[Short exercise] Without including the pictures, copy out every line below.

[Entries with figure data]
■ ■ ■ ■ ■ ■ ■

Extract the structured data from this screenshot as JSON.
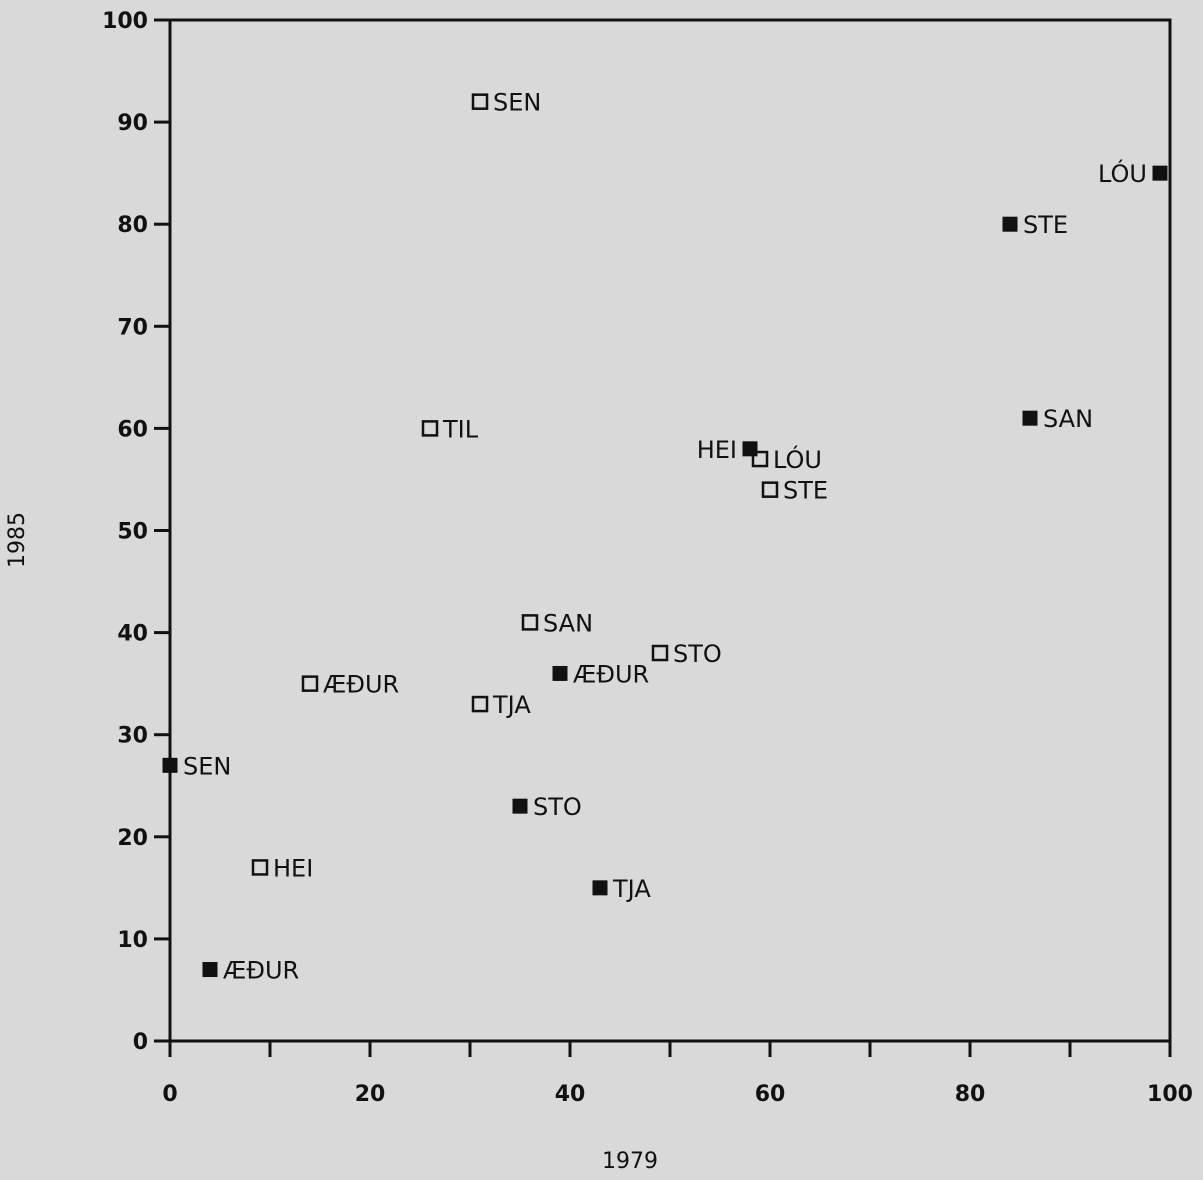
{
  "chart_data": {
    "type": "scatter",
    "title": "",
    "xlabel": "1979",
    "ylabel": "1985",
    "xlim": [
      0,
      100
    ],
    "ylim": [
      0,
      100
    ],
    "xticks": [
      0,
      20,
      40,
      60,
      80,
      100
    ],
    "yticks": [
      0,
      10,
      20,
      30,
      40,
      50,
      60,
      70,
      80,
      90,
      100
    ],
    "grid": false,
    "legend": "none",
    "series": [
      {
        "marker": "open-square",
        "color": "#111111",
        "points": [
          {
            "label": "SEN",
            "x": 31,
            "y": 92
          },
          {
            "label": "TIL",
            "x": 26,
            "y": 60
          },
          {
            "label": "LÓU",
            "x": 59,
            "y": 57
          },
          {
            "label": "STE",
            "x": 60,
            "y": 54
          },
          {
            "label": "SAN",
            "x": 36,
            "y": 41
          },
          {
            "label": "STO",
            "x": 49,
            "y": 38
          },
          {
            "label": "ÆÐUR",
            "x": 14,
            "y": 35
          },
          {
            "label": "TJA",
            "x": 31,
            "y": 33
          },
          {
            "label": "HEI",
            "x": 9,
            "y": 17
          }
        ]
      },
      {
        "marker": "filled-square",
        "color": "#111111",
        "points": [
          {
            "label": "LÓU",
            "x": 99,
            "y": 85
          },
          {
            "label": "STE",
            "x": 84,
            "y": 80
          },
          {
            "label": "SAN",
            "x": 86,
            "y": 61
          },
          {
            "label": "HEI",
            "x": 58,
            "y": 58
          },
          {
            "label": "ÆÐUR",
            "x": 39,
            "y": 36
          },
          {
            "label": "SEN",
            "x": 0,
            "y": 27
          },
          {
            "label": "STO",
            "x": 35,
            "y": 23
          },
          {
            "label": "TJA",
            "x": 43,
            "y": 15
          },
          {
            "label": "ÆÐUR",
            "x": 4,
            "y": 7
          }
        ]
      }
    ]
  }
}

■ ■ ■ ■ ■ ■ ■

[Solution]
Extract the structured data from this screenshot as JSON.
{
  "chart_data": {
    "type": "scatter",
    "title": "",
    "xlabel": "1979",
    "ylabel": "1985",
    "xlim": [
      0,
      100
    ],
    "ylim": [
      0,
      100
    ],
    "xticks": [
      0,
      20,
      40,
      60,
      80,
      100
    ],
    "yticks": [
      0,
      10,
      20,
      30,
      40,
      50,
      60,
      70,
      80,
      90,
      100
    ],
    "grid": false,
    "legend": "none",
    "series": [
      {
        "marker": "open-square",
        "color": "#111111",
        "points": [
          {
            "label": "SEN",
            "x": 31,
            "y": 92
          },
          {
            "label": "TIL",
            "x": 26,
            "y": 60
          },
          {
            "label": "LÓU",
            "x": 59,
            "y": 57
          },
          {
            "label": "STE",
            "x": 60,
            "y": 54
          },
          {
            "label": "SAN",
            "x": 36,
            "y": 41
          },
          {
            "label": "STO",
            "x": 49,
            "y": 38
          },
          {
            "label": "ÆÐUR",
            "x": 14,
            "y": 35
          },
          {
            "label": "TJA",
            "x": 31,
            "y": 33
          },
          {
            "label": "HEI",
            "x": 9,
            "y": 17
          }
        ]
      },
      {
        "marker": "filled-square",
        "color": "#111111",
        "points": [
          {
            "label": "LÓU",
            "x": 99,
            "y": 85
          },
          {
            "label": "STE",
            "x": 84,
            "y": 80
          },
          {
            "label": "SAN",
            "x": 86,
            "y": 61
          },
          {
            "label": "HEI",
            "x": 58,
            "y": 58
          },
          {
            "label": "ÆÐUR",
            "x": 39,
            "y": 36
          },
          {
            "label": "SEN",
            "x": 0,
            "y": 27
          },
          {
            "label": "STO",
            "x": 35,
            "y": 23
          },
          {
            "label": "TJA",
            "x": 43,
            "y": 15
          },
          {
            "label": "ÆÐUR",
            "x": 4,
            "y": 7
          }
        ]
      }
    ]
  }
}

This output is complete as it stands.